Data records
= = = =

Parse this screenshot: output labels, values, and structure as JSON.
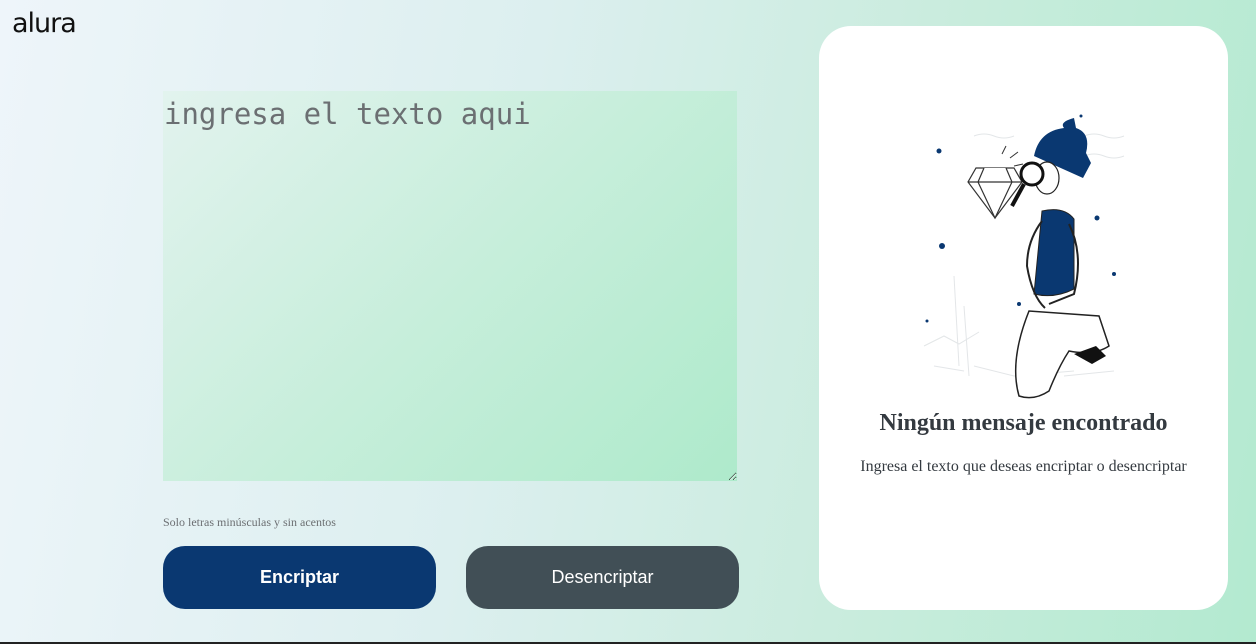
{
  "brand": {
    "logo_text": "alura"
  },
  "editor": {
    "placeholder": "ingresa el texto aqui",
    "hint": "Solo letras minúsculas y sin acentos"
  },
  "actions": {
    "encrypt_label": "Encriptar",
    "decrypt_label": "Desencriptar"
  },
  "output_panel": {
    "title": "Ningún mensaje encontrado",
    "message": "Ingresa el texto que deseas encriptar o desencriptar",
    "illustration": "person-magnifying-glass-diamond"
  },
  "colors": {
    "primary": "#0a3871",
    "secondary": "#414f56",
    "card": "#ffffff"
  }
}
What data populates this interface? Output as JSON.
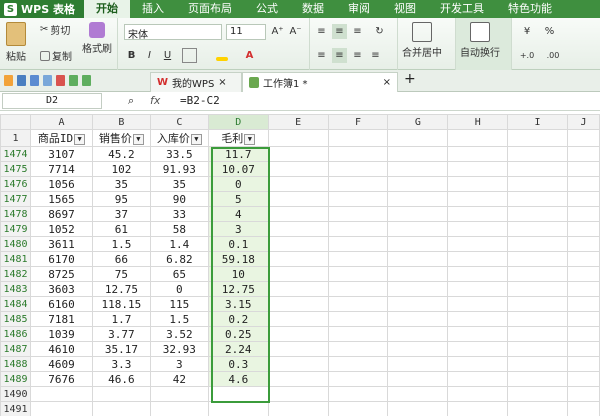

= = = =

= AIM OF THE EXERCISE =
Repeat the material above in full and unchanged, minus its images.

= FINISHED EXERCISE =
Parse this screenshot: output labels, values, and structure as JSON.
{
  "brand": {
    "logo_text": "alura"
  },
  "editor": {
    "placeholder": "ingresa el texto aqui",
    "hint": "Solo letras minúsculas y sin acentos"
  },
  "actions": {
    "encrypt_label": "Encriptar",
    "decrypt_label": "Desencriptar"
  },
  "output_panel": {
    "title": "Ningún mensaje encontrado",
    "message": "Ingresa el texto que deseas encriptar o desencriptar",
    "illustration": "person-magnifying-glass-diamond"
  },
  "colors": {
    "primary": "#0a3871",
    "secondary": "#414f56",
    "card": "#ffffff"
  }
}
What data populates this interface? Output as JSON.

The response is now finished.